• _What is required_
Retype all material exactly. Pictures stay out of the copy.

Records from a data collection
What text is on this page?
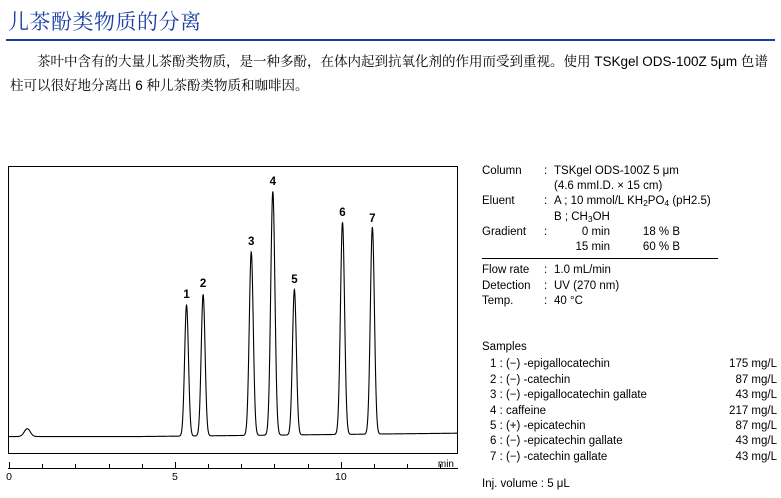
儿茶酚类物质的分离

茶叶中含有的大量儿茶酚类物质，是一种多酚，在体内起到抗氧化剂的作用而受到重视。使用 TSKgel ODS-100Z 5μm 色谱柱可以很好地分离出 6 种儿茶酚类物质和咖啡因。

1
2
3
4
5
6 7
0	5	10
min
Column	: TSKgel ODS-100Z 5 μm
(4.6 mmI.D. × 15 cm)
Eluent	: A ; 10 mmol/L $KH_2PO_4$ (pH2.5)
B ; $CH_3OH$
Gradient	:	0 min	18 % B
15 min	60 % B
Flow rate	: 1.0 mL/min
Detection	: UV (270 nm)
Temp.	: 40 °C
Samples
1 : (−) -epigallocatechin	175 mg/L
2 : (−) -catechin	87 mg/L
3 : (−) -epigallocatechin gallate	43 mg/L
4 : caffeine	217 mg/L
5 : (+) -epicatechin	87 mg/L
6 : (−) -epicatechin gallate	43 mg/L
7 : (−) -catechin gallate	43 mg/L
Inj. volume : 5 μL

• _Result below_
What text is on this page?
儿茶酚类物质的分离

茶叶中含有的大量儿茶酚类物质，是一种多酚，在体内起到抗氧化剂的作用而受到重视。使用 TSKgel ODS-100Z 5μm 色谱柱可以很好地分离出 6 种儿茶酚类物质和咖啡因。

1
2
3
4
5
6 7
0	5	10
min
Column	: TSKgel ODS-100Z 5 μm
(4.6 mmI.D. × 15 cm)
Eluent	: A ; 10 mmol/L $KH_2PO_4$ (pH2.5)
B ; $CH_3OH$
Gradient	:	0 min	18 % B
15 min	60 % B
Flow rate	: 1.0 mL/min
Detection	: UV (270 nm)
Temp.	: 40 °C
Samples
1 : (−) -epigallocatechin	175 mg/L
2 : (−) -catechin	87 mg/L
3 : (−) -epigallocatechin gallate	43 mg/L
4 : caffeine	217 mg/L
5 : (+) -epicatechin	87 mg/L
6 : (−) -epicatechin gallate	43 mg/L
7 : (−) -catechin gallate	43 mg/L
Inj. volume : 5 μL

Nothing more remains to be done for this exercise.